→ **What is required**
Each entry below is to be printed verbatim.

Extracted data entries
⟨

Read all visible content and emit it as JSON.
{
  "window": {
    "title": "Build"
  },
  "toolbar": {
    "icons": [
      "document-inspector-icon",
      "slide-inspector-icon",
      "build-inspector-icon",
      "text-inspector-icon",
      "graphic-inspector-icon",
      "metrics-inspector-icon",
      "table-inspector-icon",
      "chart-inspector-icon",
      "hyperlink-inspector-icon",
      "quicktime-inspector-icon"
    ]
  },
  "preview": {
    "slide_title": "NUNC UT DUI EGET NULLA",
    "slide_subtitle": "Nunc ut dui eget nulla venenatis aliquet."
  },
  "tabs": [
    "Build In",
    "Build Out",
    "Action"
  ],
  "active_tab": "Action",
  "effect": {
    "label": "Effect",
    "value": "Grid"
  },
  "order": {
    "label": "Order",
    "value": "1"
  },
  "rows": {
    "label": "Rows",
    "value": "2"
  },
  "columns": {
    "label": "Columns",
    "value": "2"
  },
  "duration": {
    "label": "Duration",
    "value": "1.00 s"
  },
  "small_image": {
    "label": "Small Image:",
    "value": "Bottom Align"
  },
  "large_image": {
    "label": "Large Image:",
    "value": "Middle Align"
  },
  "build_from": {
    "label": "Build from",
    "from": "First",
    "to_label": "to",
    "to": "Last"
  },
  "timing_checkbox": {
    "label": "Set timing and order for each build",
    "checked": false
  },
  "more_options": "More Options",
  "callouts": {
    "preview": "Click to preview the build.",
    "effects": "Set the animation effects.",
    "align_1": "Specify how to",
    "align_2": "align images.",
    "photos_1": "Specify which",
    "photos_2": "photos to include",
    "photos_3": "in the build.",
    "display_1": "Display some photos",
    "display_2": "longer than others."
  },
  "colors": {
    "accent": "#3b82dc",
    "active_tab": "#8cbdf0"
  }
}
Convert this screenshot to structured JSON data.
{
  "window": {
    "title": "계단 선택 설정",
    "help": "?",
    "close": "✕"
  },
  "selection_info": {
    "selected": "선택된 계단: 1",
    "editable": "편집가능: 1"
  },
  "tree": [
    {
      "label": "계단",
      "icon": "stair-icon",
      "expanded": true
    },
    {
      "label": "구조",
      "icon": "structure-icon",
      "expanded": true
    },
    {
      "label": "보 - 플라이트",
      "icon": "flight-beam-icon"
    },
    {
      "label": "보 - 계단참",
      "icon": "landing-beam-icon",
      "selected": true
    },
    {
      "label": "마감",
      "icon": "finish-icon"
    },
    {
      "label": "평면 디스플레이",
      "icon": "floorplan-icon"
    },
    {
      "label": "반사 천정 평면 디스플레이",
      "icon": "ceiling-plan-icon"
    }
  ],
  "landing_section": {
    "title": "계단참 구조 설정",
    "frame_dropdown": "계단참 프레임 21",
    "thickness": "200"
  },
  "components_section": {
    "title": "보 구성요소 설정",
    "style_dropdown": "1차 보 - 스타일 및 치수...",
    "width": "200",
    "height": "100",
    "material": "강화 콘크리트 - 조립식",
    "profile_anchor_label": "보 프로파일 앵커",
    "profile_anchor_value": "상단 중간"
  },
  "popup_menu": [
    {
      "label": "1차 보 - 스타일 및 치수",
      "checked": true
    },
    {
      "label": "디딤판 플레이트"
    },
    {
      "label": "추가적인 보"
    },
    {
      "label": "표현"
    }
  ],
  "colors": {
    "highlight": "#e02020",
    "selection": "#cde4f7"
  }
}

⟩

→ **Task answer**
Read all visible content and emit it as JSON.
{
  "window": {
    "title": "Build"
  },
  "toolbar": {
    "icons": [
      "document-inspector-icon",
      "slide-inspector-icon",
      "build-inspector-icon",
      "text-inspector-icon",
      "graphic-inspector-icon",
      "metrics-inspector-icon",
      "table-inspector-icon",
      "chart-inspector-icon",
      "hyperlink-inspector-icon",
      "quicktime-inspector-icon"
    ]
  },
  "preview": {
    "slide_title": "NUNC UT DUI EGET NULLA",
    "slide_subtitle": "Nunc ut dui eget nulla venenatis aliquet."
  },
  "tabs": [
    "Build In",
    "Build Out",
    "Action"
  ],
  "active_tab": "Action",
  "effect": {
    "label": "Effect",
    "value": "Grid"
  },
  "order": {
    "label": "Order",
    "value": "1"
  },
  "rows": {
    "label": "Rows",
    "value": "2"
  },
  "columns": {
    "label": "Columns",
    "value": "2"
  },
  "duration": {
    "label": "Duration",
    "value": "1.00 s"
  },
  "small_image": {
    "label": "Small Image:",
    "value": "Bottom Align"
  },
  "large_image": {
    "label": "Large Image:",
    "value": "Middle Align"
  },
  "build_from": {
    "label": "Build from",
    "from": "First",
    "to_label": "to",
    "to": "Last"
  },
  "timing_checkbox": {
    "label": "Set timing and order for each build",
    "checked": false
  },
  "more_options": "More Options",
  "callouts": {
    "preview": "Click to preview the build.",
    "effects": "Set the animation effects.",
    "align_1": "Specify how to",
    "align_2": "align images.",
    "photos_1": "Specify which",
    "photos_2": "photos to include",
    "photos_3": "in the build.",
    "display_1": "Display some photos",
    "display_2": "longer than others."
  },
  "colors": {
    "accent": "#3b82dc",
    "active_tab": "#8cbdf0"
  }
}
Convert this screenshot to structured JSON data.
{
  "window": {
    "title": "계단 선택 설정",
    "help": "?",
    "close": "✕"
  },
  "selection_info": {
    "selected": "선택된 계단: 1",
    "editable": "편집가능: 1"
  },
  "tree": [
    {
      "label": "계단",
      "icon": "stair-icon",
      "expanded": true
    },
    {
      "label": "구조",
      "icon": "structure-icon",
      "expanded": true
    },
    {
      "label": "보 - 플라이트",
      "icon": "flight-beam-icon"
    },
    {
      "label": "보 - 계단참",
      "icon": "landing-beam-icon",
      "selected": true
    },
    {
      "label": "마감",
      "icon": "finish-icon"
    },
    {
      "label": "평면 디스플레이",
      "icon": "floorplan-icon"
    },
    {
      "label": "반사 천정 평면 디스플레이",
      "icon": "ceiling-plan-icon"
    }
  ],
  "landing_section": {
    "title": "계단참 구조 설정",
    "frame_dropdown": "계단참 프레임 21",
    "thickness": "200"
  },
  "components_section": {
    "title": "보 구성요소 설정",
    "style_dropdown": "1차 보 - 스타일 및 치수...",
    "width": "200",
    "height": "100",
    "material": "강화 콘크리트 - 조립식",
    "profile_anchor_label": "보 프로파일 앵커",
    "profile_anchor_value": "상단 중간"
  },
  "popup_menu": [
    {
      "label": "1차 보 - 스타일 및 치수",
      "checked": true
    },
    {
      "label": "디딤판 플레이트"
    },
    {
      "label": "추가적인 보"
    },
    {
      "label": "표현"
    }
  ],
  "colors": {
    "highlight": "#e02020",
    "selection": "#cde4f7"
  }
}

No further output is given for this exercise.